[Exercise brief]: Repeat all of the material below exactly as written, images excluded.

Items listed in a dataset:
********

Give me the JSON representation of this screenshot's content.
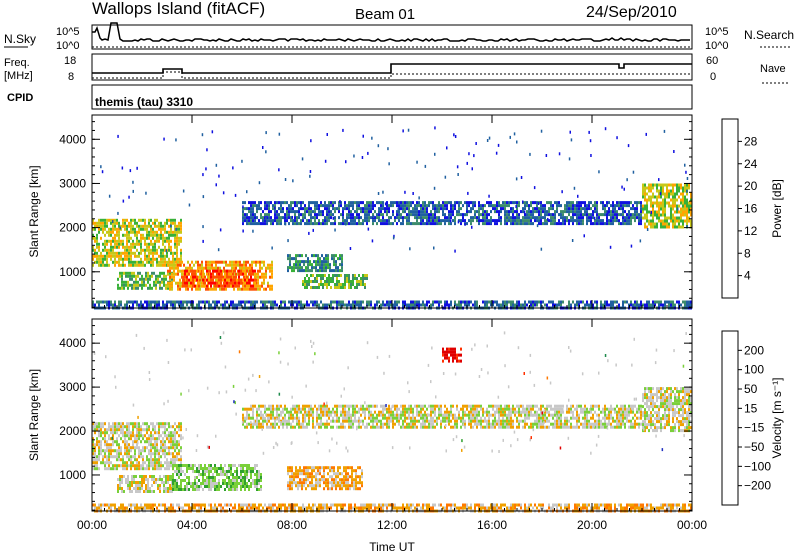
{
  "header": {
    "station": "Wallops Island (fitACF)",
    "beam": "Beam 01",
    "date": "24/Sep/2010"
  },
  "top_panels": {
    "nsky_label": "N.Sky",
    "nsearch_label": "N.Search",
    "nsky_ticks": [
      "10^5",
      "10^0"
    ],
    "freq_label_line1": "Freq.",
    "freq_label_line2": "[MHz]",
    "freq_ticks": [
      "18",
      "8"
    ],
    "nave_label": "Nave",
    "nave_ticks": [
      "60",
      "0"
    ],
    "cpid_label": "CPID",
    "cpid_value": "themis (tau) 3310"
  },
  "chart_data": [
    {
      "type": "heatmap",
      "name": "power",
      "ylabel": "Slant Range [km]",
      "ylim": [
        180,
        4550
      ],
      "yticks": [
        "1000",
        "2000",
        "3000",
        "4000"
      ],
      "xticks": [
        "00:00",
        "04:00",
        "08:00",
        "12:00",
        "16:00",
        "20:00",
        "00:00"
      ],
      "xlim_hours": [
        0,
        24
      ],
      "colorbar_label": "Power [dB]",
      "colorbar_ticks": [
        "4",
        "8",
        "12",
        "16",
        "20",
        "24",
        "28"
      ],
      "colorbar_colors": [
        "#1010e0",
        "#2060a0",
        "#3c8c6c",
        "#38b038",
        "#c8c818",
        "#ffa500",
        "#ff5000",
        "#ff0000"
      ],
      "bands": [
        {
          "t0": 0.0,
          "t1": 3.6,
          "r0": 1150,
          "r1": 2200,
          "level": 4
        },
        {
          "t0": 1.0,
          "t1": 3.2,
          "r0": 650,
          "r1": 1000,
          "level": 3
        },
        {
          "t0": 3.0,
          "t1": 7.2,
          "r0": 600,
          "r1": 1250,
          "level": 5
        },
        {
          "t0": 3.6,
          "t1": 6.5,
          "r0": 700,
          "r1": 1050,
          "level": 6
        },
        {
          "t0": 7.8,
          "t1": 10.0,
          "r0": 1050,
          "r1": 1400,
          "level": 2
        },
        {
          "t0": 8.4,
          "t1": 11.0,
          "r0": 650,
          "r1": 950,
          "level": 3
        },
        {
          "t0": 22.0,
          "t1": 24.0,
          "r0": 2000,
          "r1": 3000,
          "level": 4
        },
        {
          "t0": 6.0,
          "t1": 22.0,
          "r0": 2100,
          "r1": 2600,
          "level": 1
        },
        {
          "t0": 0.0,
          "t1": 24.0,
          "r0": 200,
          "r1": 350,
          "level": 1
        }
      ]
    },
    {
      "type": "heatmap",
      "name": "velocity",
      "ylabel": "Slant Range [km]",
      "ylim": [
        180,
        4550
      ],
      "yticks": [
        "1000",
        "2000",
        "3000",
        "4000"
      ],
      "xticks": [
        "00:00",
        "04:00",
        "08:00",
        "12:00",
        "16:00",
        "20:00",
        "00:00"
      ],
      "xlim_hours": [
        0,
        24
      ],
      "xlabel": "Time UT",
      "colorbar_label": "Velocity [m s⁻¹]",
      "colorbar_ticks": [
        "200",
        "100",
        "50",
        "15",
        "−15",
        "−50",
        "−100",
        "−200"
      ],
      "colorbar_colors": [
        "#2030c0",
        "#1f8a4c",
        "#2fa02f",
        "#7ad03a",
        "#c8c8c8",
        "#f0a000",
        "#ff7800",
        "#ff3000",
        "#e00000"
      ],
      "bands": [
        {
          "t0": 0.0,
          "t1": 3.6,
          "r0": 1150,
          "r1": 2200,
          "level": 4
        },
        {
          "t0": 1.0,
          "t1": 3.2,
          "r0": 650,
          "r1": 1000,
          "level": 4
        },
        {
          "t0": 3.2,
          "t1": 6.8,
          "r0": 650,
          "r1": 1250,
          "level": 3
        },
        {
          "t0": 7.8,
          "t1": 10.8,
          "r0": 700,
          "r1": 1200,
          "level": 5
        },
        {
          "t0": 22.0,
          "t1": 24.0,
          "r0": 2000,
          "r1": 3000,
          "level": 4
        },
        {
          "t0": 6.0,
          "t1": 22.0,
          "r0": 2100,
          "r1": 2600,
          "level": 4
        },
        {
          "t0": 0.0,
          "t1": 24.0,
          "r0": 200,
          "r1": 350,
          "level": 5
        },
        {
          "t0": 14.0,
          "t1": 14.8,
          "r0": 3600,
          "r1": 3900,
          "level": 8
        }
      ]
    }
  ]
}
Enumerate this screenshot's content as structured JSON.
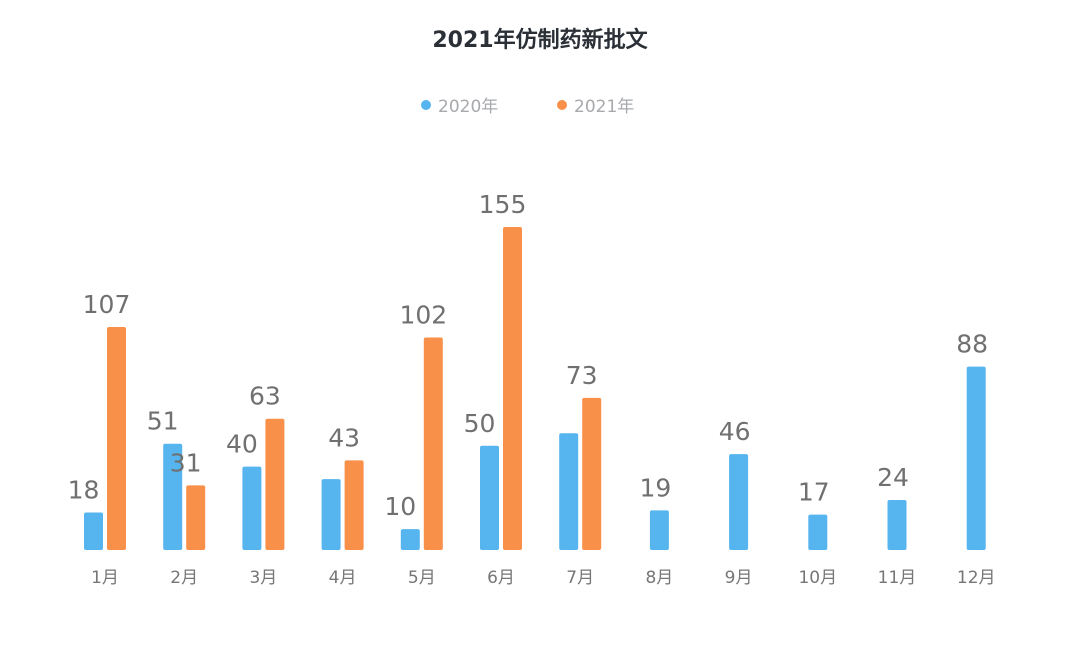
{
  "chart_data": {
    "type": "bar",
    "title": "2021年仿制药新批文",
    "categories": [
      "1月",
      "2月",
      "3月",
      "4月",
      "5月",
      "6月",
      "7月",
      "8月",
      "9月",
      "10月",
      "11月",
      "12月"
    ],
    "series": [
      {
        "name": "2020年",
        "color": "#56b4ef",
        "values": [
          18,
          51,
          40,
          34,
          10,
          50,
          56,
          19,
          46,
          17,
          24,
          88
        ],
        "labels": [
          "18",
          "51",
          "40",
          "",
          "10",
          "50",
          "",
          "19",
          "46",
          "17",
          "24",
          "88"
        ]
      },
      {
        "name": "2021年",
        "color": "#f8904a",
        "values": [
          107,
          31,
          63,
          43,
          102,
          155,
          73,
          null,
          null,
          null,
          null,
          null
        ],
        "labels": [
          "107",
          "31",
          "63",
          "43",
          "102",
          "155",
          "73",
          "",
          "",
          "",
          "",
          ""
        ]
      }
    ],
    "ylim": [
      0,
      160
    ],
    "xlabel": "",
    "ylabel": "",
    "grid": false,
    "legend_position": "top-center"
  }
}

********

[Exercise answer]:
Give me the JSON representation of this screenshot's content.
{
  "header": {
    "station": "Wallops Island (fitACF)",
    "beam": "Beam 01",
    "date": "24/Sep/2010"
  },
  "top_panels": {
    "nsky_label": "N.Sky",
    "nsearch_label": "N.Search",
    "nsky_ticks": [
      "10^5",
      "10^0"
    ],
    "freq_label_line1": "Freq.",
    "freq_label_line2": "[MHz]",
    "freq_ticks": [
      "18",
      "8"
    ],
    "nave_label": "Nave",
    "nave_ticks": [
      "60",
      "0"
    ],
    "cpid_label": "CPID",
    "cpid_value": "themis (tau) 3310"
  },
  "chart_data": [
    {
      "type": "heatmap",
      "name": "power",
      "ylabel": "Slant Range [km]",
      "ylim": [
        180,
        4550
      ],
      "yticks": [
        "1000",
        "2000",
        "3000",
        "4000"
      ],
      "xticks": [
        "00:00",
        "04:00",
        "08:00",
        "12:00",
        "16:00",
        "20:00",
        "00:00"
      ],
      "xlim_hours": [
        0,
        24
      ],
      "colorbar_label": "Power [dB]",
      "colorbar_ticks": [
        "4",
        "8",
        "12",
        "16",
        "20",
        "24",
        "28"
      ],
      "colorbar_colors": [
        "#1010e0",
        "#2060a0",
        "#3c8c6c",
        "#38b038",
        "#c8c818",
        "#ffa500",
        "#ff5000",
        "#ff0000"
      ],
      "bands": [
        {
          "t0": 0.0,
          "t1": 3.6,
          "r0": 1150,
          "r1": 2200,
          "level": 4
        },
        {
          "t0": 1.0,
          "t1": 3.2,
          "r0": 650,
          "r1": 1000,
          "level": 3
        },
        {
          "t0": 3.0,
          "t1": 7.2,
          "r0": 600,
          "r1": 1250,
          "level": 5
        },
        {
          "t0": 3.6,
          "t1": 6.5,
          "r0": 700,
          "r1": 1050,
          "level": 6
        },
        {
          "t0": 7.8,
          "t1": 10.0,
          "r0": 1050,
          "r1": 1400,
          "level": 2
        },
        {
          "t0": 8.4,
          "t1": 11.0,
          "r0": 650,
          "r1": 950,
          "level": 3
        },
        {
          "t0": 22.0,
          "t1": 24.0,
          "r0": 2000,
          "r1": 3000,
          "level": 4
        },
        {
          "t0": 6.0,
          "t1": 22.0,
          "r0": 2100,
          "r1": 2600,
          "level": 1
        },
        {
          "t0": 0.0,
          "t1": 24.0,
          "r0": 200,
          "r1": 350,
          "level": 1
        }
      ]
    },
    {
      "type": "heatmap",
      "name": "velocity",
      "ylabel": "Slant Range [km]",
      "ylim": [
        180,
        4550
      ],
      "yticks": [
        "1000",
        "2000",
        "3000",
        "4000"
      ],
      "xticks": [
        "00:00",
        "04:00",
        "08:00",
        "12:00",
        "16:00",
        "20:00",
        "00:00"
      ],
      "xlim_hours": [
        0,
        24
      ],
      "xlabel": "Time UT",
      "colorbar_label": "Velocity [m s⁻¹]",
      "colorbar_ticks": [
        "200",
        "100",
        "50",
        "15",
        "−15",
        "−50",
        "−100",
        "−200"
      ],
      "colorbar_colors": [
        "#2030c0",
        "#1f8a4c",
        "#2fa02f",
        "#7ad03a",
        "#c8c8c8",
        "#f0a000",
        "#ff7800",
        "#ff3000",
        "#e00000"
      ],
      "bands": [
        {
          "t0": 0.0,
          "t1": 3.6,
          "r0": 1150,
          "r1": 2200,
          "level": 4
        },
        {
          "t0": 1.0,
          "t1": 3.2,
          "r0": 650,
          "r1": 1000,
          "level": 4
        },
        {
          "t0": 3.2,
          "t1": 6.8,
          "r0": 650,
          "r1": 1250,
          "level": 3
        },
        {
          "t0": 7.8,
          "t1": 10.8,
          "r0": 700,
          "r1": 1200,
          "level": 5
        },
        {
          "t0": 22.0,
          "t1": 24.0,
          "r0": 2000,
          "r1": 3000,
          "level": 4
        },
        {
          "t0": 6.0,
          "t1": 22.0,
          "r0": 2100,
          "r1": 2600,
          "level": 4
        },
        {
          "t0": 0.0,
          "t1": 24.0,
          "r0": 200,
          "r1": 350,
          "level": 5
        },
        {
          "t0": 14.0,
          "t1": 14.8,
          "r0": 3600,
          "r1": 3900,
          "level": 8
        }
      ]
    }
  ]
}
Enumerate this screenshot's content as structured JSON.
{
  "chart_data": {
    "type": "bar",
    "title": "2021年仿制药新批文",
    "categories": [
      "1月",
      "2月",
      "3月",
      "4月",
      "5月",
      "6月",
      "7月",
      "8月",
      "9月",
      "10月",
      "11月",
      "12月"
    ],
    "series": [
      {
        "name": "2020年",
        "color": "#56b4ef",
        "values": [
          18,
          51,
          40,
          34,
          10,
          50,
          56,
          19,
          46,
          17,
          24,
          88
        ],
        "labels": [
          "18",
          "51",
          "40",
          "",
          "10",
          "50",
          "",
          "19",
          "46",
          "17",
          "24",
          "88"
        ]
      },
      {
        "name": "2021年",
        "color": "#f8904a",
        "values": [
          107,
          31,
          63,
          43,
          102,
          155,
          73,
          null,
          null,
          null,
          null,
          null
        ],
        "labels": [
          "107",
          "31",
          "63",
          "43",
          "102",
          "155",
          "73",
          "",
          "",
          "",
          "",
          ""
        ]
      }
    ],
    "ylim": [
      0,
      160
    ],
    "xlabel": "",
    "ylabel": "",
    "grid": false,
    "legend_position": "top-center"
  }
}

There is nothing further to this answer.